Document:
^^^^^^^^^^^^^^^^

Nothing in the circuit can make a resistor read higher, assuming there's no residual voltage on the PS caps, only lower. If I really want to know I'll lift one end of the resistor. Usually I just compare the left and right channel. If the measurements are the same, there's likely no problem.
 
Very odd, first off, rookie mistake, to not measure the other side. Back to very odd, one side is 46k ohm and the other side is 48k ohm (supposed to be 2M ohm). But like you said I will verify by lifting one side and checking, but it is reassuring they are both within a reasonable amount.
 
Wire wound isn't used much for audio as it's a bit inductive
Not necessarily. There's a winding technique where the resistor is made from two coils wound in opposite direction and tightly coupled magnetically. It's known as Ayrton–Perry winding. That effectively cancels out the inductance.

I wouldn't use anything other than metal film in a modern circuit. I'll typically use metal oxide film for power resistors.

The only advantage of carbon film over metal film is cost. At QTY 1k a carbon film resistor will set you back $0.01/each whereas a metal film will be more like $0.014/each. That's a 40 % increase but in a typical DIY audio circuit that means a difference of a dollar or two for the entire circuit, which shouldn't break the budget for most.

^^^^^^^^^^^^^^^^

Source excerpt:
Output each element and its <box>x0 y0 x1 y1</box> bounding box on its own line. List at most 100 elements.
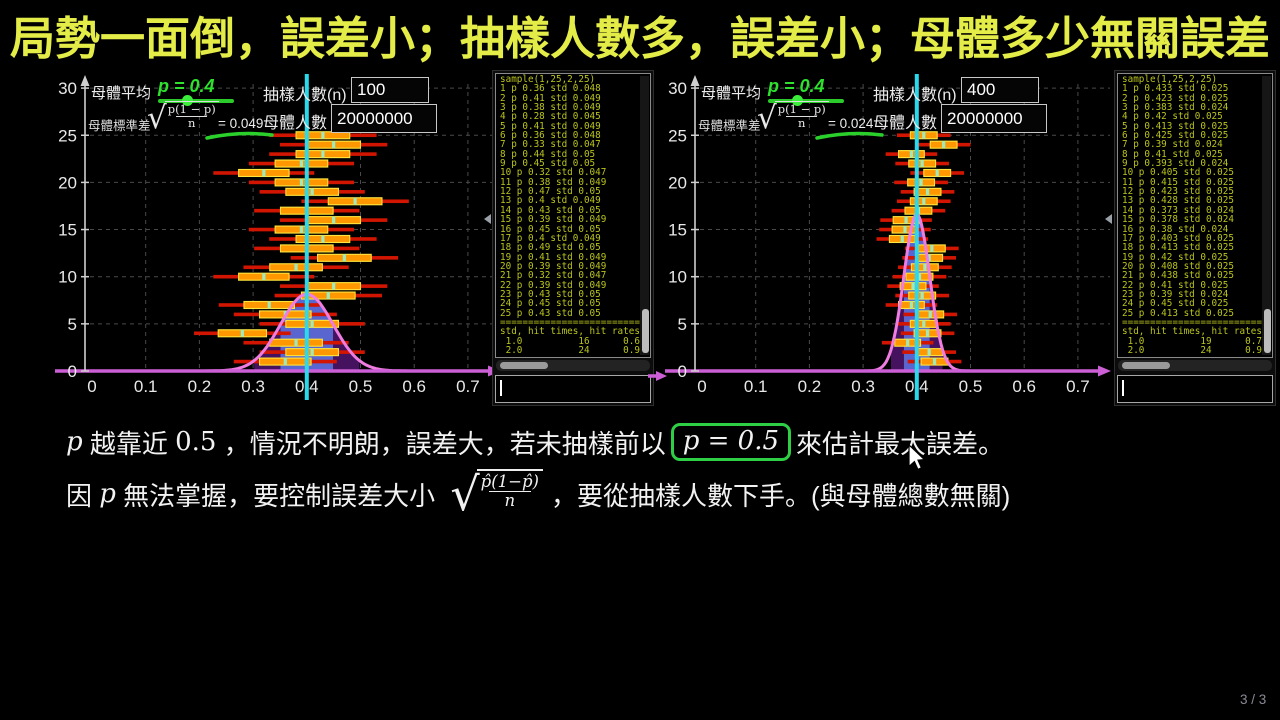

^^^^^^^^^^^^^^^^

Problem details:
For each statement, tell whether it agrees with the resistor discussion, answering yes or no and quoting the words from the discussion that settle it.
1. A metal film resistor costs more than a carbon film resistor.
2. Ayrton–Perry winding makes the resistor from a single coil.
3. Metal oxide film is the usual choice for power resistors.
The lines play no part here.

Solution:
1. Yes: "a carbon film resistor will set you back $0.01/each whereas a metal film will be more like $0.014/each"
2. No: "the resistor is made from two coils wound in opposite direction and tightly coupled magnetically"
3. Yes: "I'll typically use metal oxide film for power resistors."